→ Objective:
Output every line of the material exactly, omitting images.

→ Supplied material:
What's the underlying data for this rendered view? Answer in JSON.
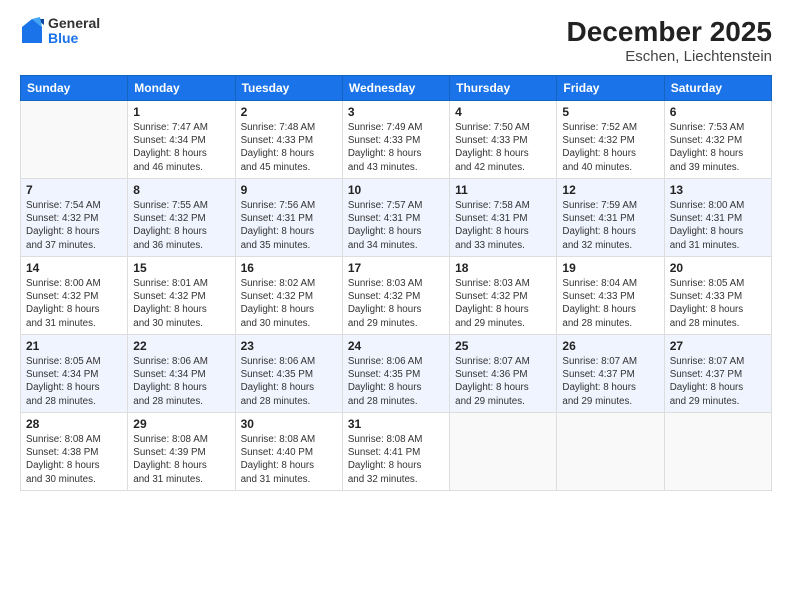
{
  "logo": {
    "general": "General",
    "blue": "Blue"
  },
  "title": "December 2025",
  "subtitle": "Eschen, Liechtenstein",
  "headers": [
    "Sunday",
    "Monday",
    "Tuesday",
    "Wednesday",
    "Thursday",
    "Friday",
    "Saturday"
  ],
  "weeks": [
    [
      {
        "num": "",
        "info": ""
      },
      {
        "num": "1",
        "info": "Sunrise: 7:47 AM\nSunset: 4:34 PM\nDaylight: 8 hours\nand 46 minutes."
      },
      {
        "num": "2",
        "info": "Sunrise: 7:48 AM\nSunset: 4:33 PM\nDaylight: 8 hours\nand 45 minutes."
      },
      {
        "num": "3",
        "info": "Sunrise: 7:49 AM\nSunset: 4:33 PM\nDaylight: 8 hours\nand 43 minutes."
      },
      {
        "num": "4",
        "info": "Sunrise: 7:50 AM\nSunset: 4:33 PM\nDaylight: 8 hours\nand 42 minutes."
      },
      {
        "num": "5",
        "info": "Sunrise: 7:52 AM\nSunset: 4:32 PM\nDaylight: 8 hours\nand 40 minutes."
      },
      {
        "num": "6",
        "info": "Sunrise: 7:53 AM\nSunset: 4:32 PM\nDaylight: 8 hours\nand 39 minutes."
      }
    ],
    [
      {
        "num": "7",
        "info": "Sunrise: 7:54 AM\nSunset: 4:32 PM\nDaylight: 8 hours\nand 37 minutes."
      },
      {
        "num": "8",
        "info": "Sunrise: 7:55 AM\nSunset: 4:32 PM\nDaylight: 8 hours\nand 36 minutes."
      },
      {
        "num": "9",
        "info": "Sunrise: 7:56 AM\nSunset: 4:31 PM\nDaylight: 8 hours\nand 35 minutes."
      },
      {
        "num": "10",
        "info": "Sunrise: 7:57 AM\nSunset: 4:31 PM\nDaylight: 8 hours\nand 34 minutes."
      },
      {
        "num": "11",
        "info": "Sunrise: 7:58 AM\nSunset: 4:31 PM\nDaylight: 8 hours\nand 33 minutes."
      },
      {
        "num": "12",
        "info": "Sunrise: 7:59 AM\nSunset: 4:31 PM\nDaylight: 8 hours\nand 32 minutes."
      },
      {
        "num": "13",
        "info": "Sunrise: 8:00 AM\nSunset: 4:31 PM\nDaylight: 8 hours\nand 31 minutes."
      }
    ],
    [
      {
        "num": "14",
        "info": "Sunrise: 8:00 AM\nSunset: 4:32 PM\nDaylight: 8 hours\nand 31 minutes."
      },
      {
        "num": "15",
        "info": "Sunrise: 8:01 AM\nSunset: 4:32 PM\nDaylight: 8 hours\nand 30 minutes."
      },
      {
        "num": "16",
        "info": "Sunrise: 8:02 AM\nSunset: 4:32 PM\nDaylight: 8 hours\nand 30 minutes."
      },
      {
        "num": "17",
        "info": "Sunrise: 8:03 AM\nSunset: 4:32 PM\nDaylight: 8 hours\nand 29 minutes."
      },
      {
        "num": "18",
        "info": "Sunrise: 8:03 AM\nSunset: 4:32 PM\nDaylight: 8 hours\nand 29 minutes."
      },
      {
        "num": "19",
        "info": "Sunrise: 8:04 AM\nSunset: 4:33 PM\nDaylight: 8 hours\nand 28 minutes."
      },
      {
        "num": "20",
        "info": "Sunrise: 8:05 AM\nSunset: 4:33 PM\nDaylight: 8 hours\nand 28 minutes."
      }
    ],
    [
      {
        "num": "21",
        "info": "Sunrise: 8:05 AM\nSunset: 4:34 PM\nDaylight: 8 hours\nand 28 minutes."
      },
      {
        "num": "22",
        "info": "Sunrise: 8:06 AM\nSunset: 4:34 PM\nDaylight: 8 hours\nand 28 minutes."
      },
      {
        "num": "23",
        "info": "Sunrise: 8:06 AM\nSunset: 4:35 PM\nDaylight: 8 hours\nand 28 minutes."
      },
      {
        "num": "24",
        "info": "Sunrise: 8:06 AM\nSunset: 4:35 PM\nDaylight: 8 hours\nand 28 minutes."
      },
      {
        "num": "25",
        "info": "Sunrise: 8:07 AM\nSunset: 4:36 PM\nDaylight: 8 hours\nand 29 minutes."
      },
      {
        "num": "26",
        "info": "Sunrise: 8:07 AM\nSunset: 4:37 PM\nDaylight: 8 hours\nand 29 minutes."
      },
      {
        "num": "27",
        "info": "Sunrise: 8:07 AM\nSunset: 4:37 PM\nDaylight: 8 hours\nand 29 minutes."
      }
    ],
    [
      {
        "num": "28",
        "info": "Sunrise: 8:08 AM\nSunset: 4:38 PM\nDaylight: 8 hours\nand 30 minutes."
      },
      {
        "num": "29",
        "info": "Sunrise: 8:08 AM\nSunset: 4:39 PM\nDaylight: 8 hours\nand 31 minutes."
      },
      {
        "num": "30",
        "info": "Sunrise: 8:08 AM\nSunset: 4:40 PM\nDaylight: 8 hours\nand 31 minutes."
      },
      {
        "num": "31",
        "info": "Sunrise: 8:08 AM\nSunset: 4:41 PM\nDaylight: 8 hours\nand 32 minutes."
      },
      {
        "num": "",
        "info": ""
      },
      {
        "num": "",
        "info": ""
      },
      {
        "num": "",
        "info": ""
      }
    ]
  ]
}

→ Answer in full:
What's the underlying data for this rendered view? Answer in JSON.
{
  "logo": {
    "general": "General",
    "blue": "Blue"
  },
  "title": "December 2025",
  "subtitle": "Eschen, Liechtenstein",
  "headers": [
    "Sunday",
    "Monday",
    "Tuesday",
    "Wednesday",
    "Thursday",
    "Friday",
    "Saturday"
  ],
  "weeks": [
    [
      {
        "num": "",
        "info": ""
      },
      {
        "num": "1",
        "info": "Sunrise: 7:47 AM\nSunset: 4:34 PM\nDaylight: 8 hours\nand 46 minutes."
      },
      {
        "num": "2",
        "info": "Sunrise: 7:48 AM\nSunset: 4:33 PM\nDaylight: 8 hours\nand 45 minutes."
      },
      {
        "num": "3",
        "info": "Sunrise: 7:49 AM\nSunset: 4:33 PM\nDaylight: 8 hours\nand 43 minutes."
      },
      {
        "num": "4",
        "info": "Sunrise: 7:50 AM\nSunset: 4:33 PM\nDaylight: 8 hours\nand 42 minutes."
      },
      {
        "num": "5",
        "info": "Sunrise: 7:52 AM\nSunset: 4:32 PM\nDaylight: 8 hours\nand 40 minutes."
      },
      {
        "num": "6",
        "info": "Sunrise: 7:53 AM\nSunset: 4:32 PM\nDaylight: 8 hours\nand 39 minutes."
      }
    ],
    [
      {
        "num": "7",
        "info": "Sunrise: 7:54 AM\nSunset: 4:32 PM\nDaylight: 8 hours\nand 37 minutes."
      },
      {
        "num": "8",
        "info": "Sunrise: 7:55 AM\nSunset: 4:32 PM\nDaylight: 8 hours\nand 36 minutes."
      },
      {
        "num": "9",
        "info": "Sunrise: 7:56 AM\nSunset: 4:31 PM\nDaylight: 8 hours\nand 35 minutes."
      },
      {
        "num": "10",
        "info": "Sunrise: 7:57 AM\nSunset: 4:31 PM\nDaylight: 8 hours\nand 34 minutes."
      },
      {
        "num": "11",
        "info": "Sunrise: 7:58 AM\nSunset: 4:31 PM\nDaylight: 8 hours\nand 33 minutes."
      },
      {
        "num": "12",
        "info": "Sunrise: 7:59 AM\nSunset: 4:31 PM\nDaylight: 8 hours\nand 32 minutes."
      },
      {
        "num": "13",
        "info": "Sunrise: 8:00 AM\nSunset: 4:31 PM\nDaylight: 8 hours\nand 31 minutes."
      }
    ],
    [
      {
        "num": "14",
        "info": "Sunrise: 8:00 AM\nSunset: 4:32 PM\nDaylight: 8 hours\nand 31 minutes."
      },
      {
        "num": "15",
        "info": "Sunrise: 8:01 AM\nSunset: 4:32 PM\nDaylight: 8 hours\nand 30 minutes."
      },
      {
        "num": "16",
        "info": "Sunrise: 8:02 AM\nSunset: 4:32 PM\nDaylight: 8 hours\nand 30 minutes."
      },
      {
        "num": "17",
        "info": "Sunrise: 8:03 AM\nSunset: 4:32 PM\nDaylight: 8 hours\nand 29 minutes."
      },
      {
        "num": "18",
        "info": "Sunrise: 8:03 AM\nSunset: 4:32 PM\nDaylight: 8 hours\nand 29 minutes."
      },
      {
        "num": "19",
        "info": "Sunrise: 8:04 AM\nSunset: 4:33 PM\nDaylight: 8 hours\nand 28 minutes."
      },
      {
        "num": "20",
        "info": "Sunrise: 8:05 AM\nSunset: 4:33 PM\nDaylight: 8 hours\nand 28 minutes."
      }
    ],
    [
      {
        "num": "21",
        "info": "Sunrise: 8:05 AM\nSunset: 4:34 PM\nDaylight: 8 hours\nand 28 minutes."
      },
      {
        "num": "22",
        "info": "Sunrise: 8:06 AM\nSunset: 4:34 PM\nDaylight: 8 hours\nand 28 minutes."
      },
      {
        "num": "23",
        "info": "Sunrise: 8:06 AM\nSunset: 4:35 PM\nDaylight: 8 hours\nand 28 minutes."
      },
      {
        "num": "24",
        "info": "Sunrise: 8:06 AM\nSunset: 4:35 PM\nDaylight: 8 hours\nand 28 minutes."
      },
      {
        "num": "25",
        "info": "Sunrise: 8:07 AM\nSunset: 4:36 PM\nDaylight: 8 hours\nand 29 minutes."
      },
      {
        "num": "26",
        "info": "Sunrise: 8:07 AM\nSunset: 4:37 PM\nDaylight: 8 hours\nand 29 minutes."
      },
      {
        "num": "27",
        "info": "Sunrise: 8:07 AM\nSunset: 4:37 PM\nDaylight: 8 hours\nand 29 minutes."
      }
    ],
    [
      {
        "num": "28",
        "info": "Sunrise: 8:08 AM\nSunset: 4:38 PM\nDaylight: 8 hours\nand 30 minutes."
      },
      {
        "num": "29",
        "info": "Sunrise: 8:08 AM\nSunset: 4:39 PM\nDaylight: 8 hours\nand 31 minutes."
      },
      {
        "num": "30",
        "info": "Sunrise: 8:08 AM\nSunset: 4:40 PM\nDaylight: 8 hours\nand 31 minutes."
      },
      {
        "num": "31",
        "info": "Sunrise: 8:08 AM\nSunset: 4:41 PM\nDaylight: 8 hours\nand 32 minutes."
      },
      {
        "num": "",
        "info": ""
      },
      {
        "num": "",
        "info": ""
      },
      {
        "num": "",
        "info": ""
      }
    ]
  ]
}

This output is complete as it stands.